---------- RECORDS SUPPLIED ----------

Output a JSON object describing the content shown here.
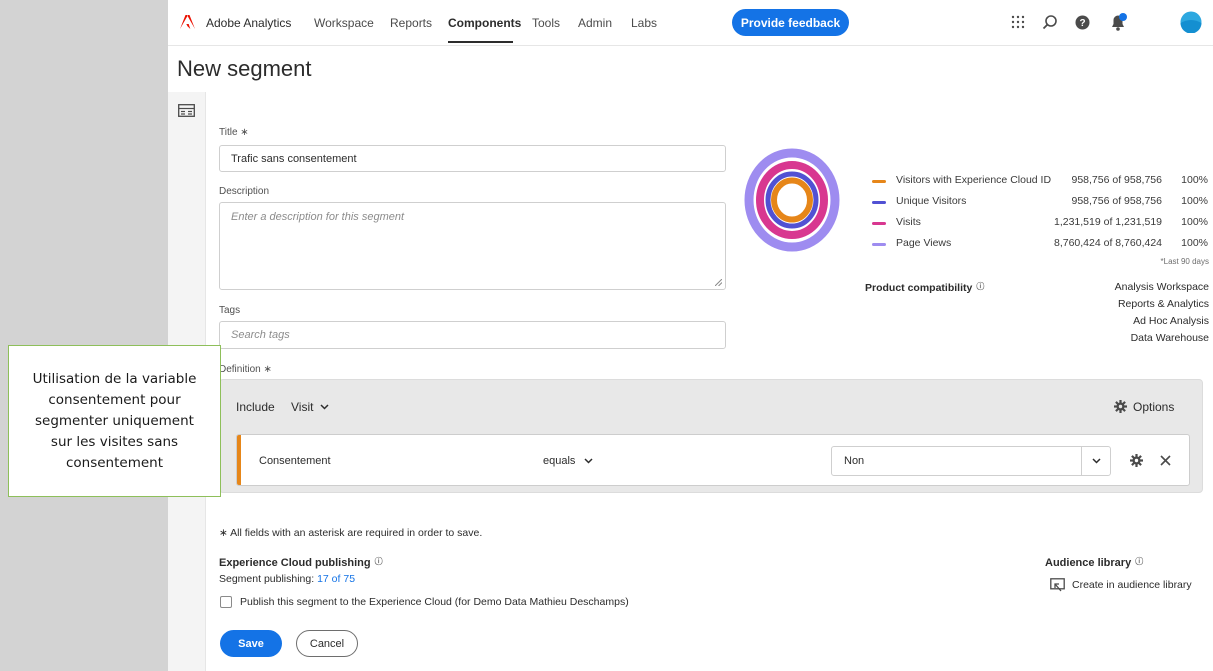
{
  "app": {
    "brand": "Adobe Analytics",
    "brand_color": "#eb1000",
    "accent_color": "#1473e6"
  },
  "nav": {
    "items": [
      "Workspace",
      "Reports",
      "Components",
      "Tools",
      "Admin",
      "Labs"
    ],
    "active": "Components",
    "feedback_label": "Provide feedback"
  },
  "icons": {
    "apps": "grid-icon",
    "search": "search-icon",
    "help": "help-icon",
    "notifications": "bell-icon",
    "avatar": "avatar-icon",
    "rail": "layout-icon",
    "options": "gear-icon",
    "audience": "audience-icon"
  },
  "page": {
    "title": "New segment"
  },
  "form": {
    "title_label": "Title ∗",
    "title_value": "Trafic sans consentement",
    "description_label": "Description",
    "description_placeholder": "Enter a description for this segment",
    "tags_label": "Tags",
    "tags_placeholder": "Search tags",
    "definition_label": "Definition ∗"
  },
  "summary": {
    "legend": [
      {
        "name": "Visitors with Experience Cloud ID",
        "value": "958,756 of 958,756",
        "percent": "100%",
        "color": "#e68619"
      },
      {
        "name": "Unique Visitors",
        "value": "958,756 of 958,756",
        "percent": "100%",
        "color": "#5151d3"
      },
      {
        "name": "Visits",
        "value": "1,231,519 of 1,231,519",
        "percent": "100%",
        "color": "#d83790"
      },
      {
        "name": "Page Views",
        "value": "8,760,424 of 8,760,424",
        "percent": "100%",
        "color": "#9e8cf0"
      }
    ],
    "period_note": "*Last 90 days",
    "compat_label": "Product compatibility",
    "compat_products": [
      "Analysis Workspace",
      "Reports & Analytics",
      "Ad Hoc Analysis",
      "Data Warehouse"
    ]
  },
  "definition": {
    "include_label": "Include",
    "container": "Visit",
    "options_label": "Options",
    "condition": {
      "dimension": "Consentement",
      "operator": "equals",
      "value": "Non"
    }
  },
  "footer": {
    "required_note": "∗ All fields with an asterisk are required in order to save.",
    "ecp_label": "Experience Cloud publishing",
    "segment_publishing_label": "Segment publishing:",
    "segment_publishing_count": "17 of 75",
    "publish_checkbox_label": "Publish this segment to the Experience Cloud (for Demo Data Mathieu Deschamps)",
    "publish_checked": false,
    "audience_label": "Audience library",
    "audience_create": "Create in audience library",
    "save_label": "Save",
    "cancel_label": "Cancel"
  },
  "annotation": {
    "text": "Utilisation de la variable\nconsentement pour\nsegmenter uniquement\nsur les visites sans\nconsentement",
    "border_color": "#8ebf5a"
  }
}
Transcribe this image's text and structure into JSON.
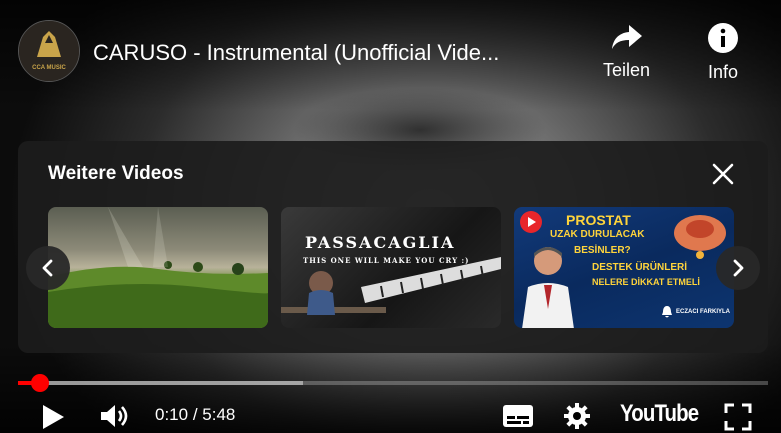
{
  "video": {
    "title": "CARUSO - Instrumental (Unofficial Vide...",
    "channel_logo_text": "CCA MUSIC"
  },
  "top_actions": {
    "share_label": "Teilen",
    "info_label": "Info"
  },
  "more_videos": {
    "heading": "Weitere Videos",
    "thumbnails": [
      {
        "icon": "landscape-thumbnail"
      },
      {
        "headline": "PASSACAGLIA",
        "subline": "THIS ONE WILL MAKE YOU CRY :)"
      },
      {
        "lines": [
          "PROSTAT",
          "UZAK DURULACAK",
          "BESİNLER?",
          "DESTEK ÜRÜNLERİ",
          "NELERE DİKKAT ETMELİ",
          "ECZACI FARKIYLA"
        ]
      }
    ]
  },
  "player": {
    "current_time": "0:10",
    "separator": " / ",
    "duration": "5:48",
    "progress_fraction": 0.029,
    "buffered_fraction": 0.38,
    "accent_color": "#ff0000",
    "brand_label": "YouTube"
  }
}
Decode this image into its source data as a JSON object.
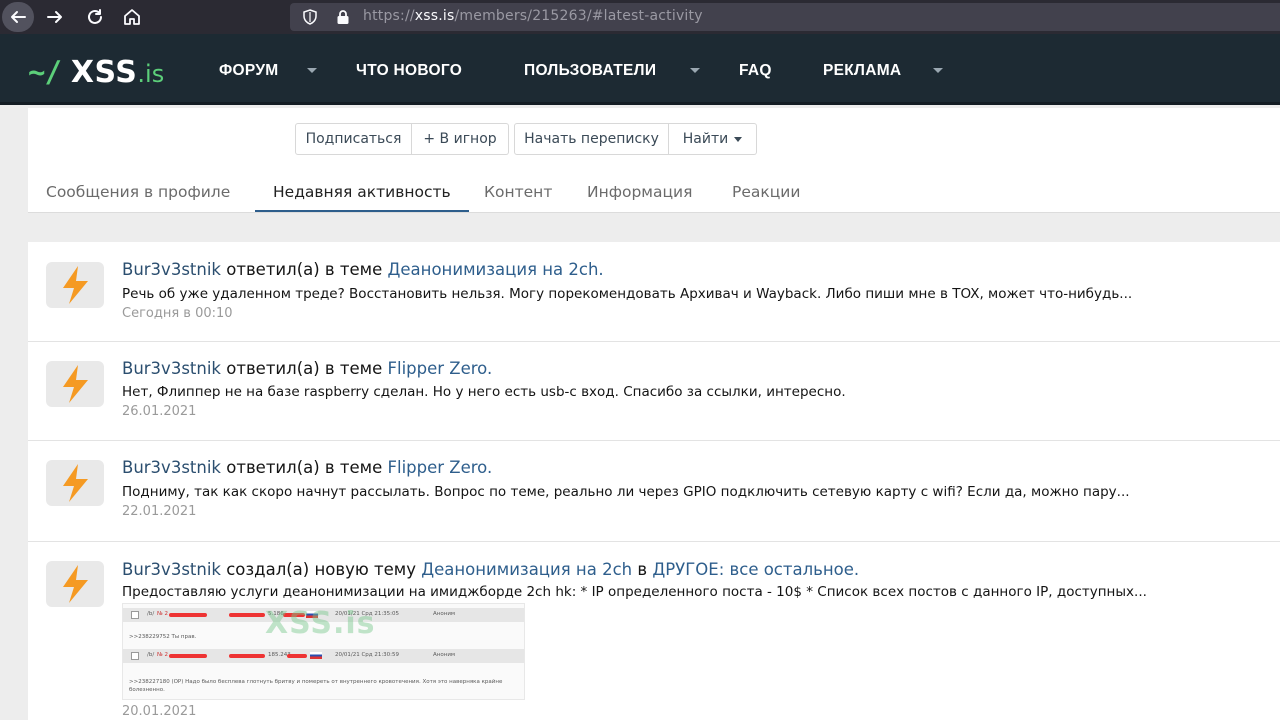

----------

== PROBLEM STATEMENT ==
Looking at the entries above, how many lines contain the word "Visitors"? Answer with the number alone.

== SOLUTION FOR THIS TASK ==
2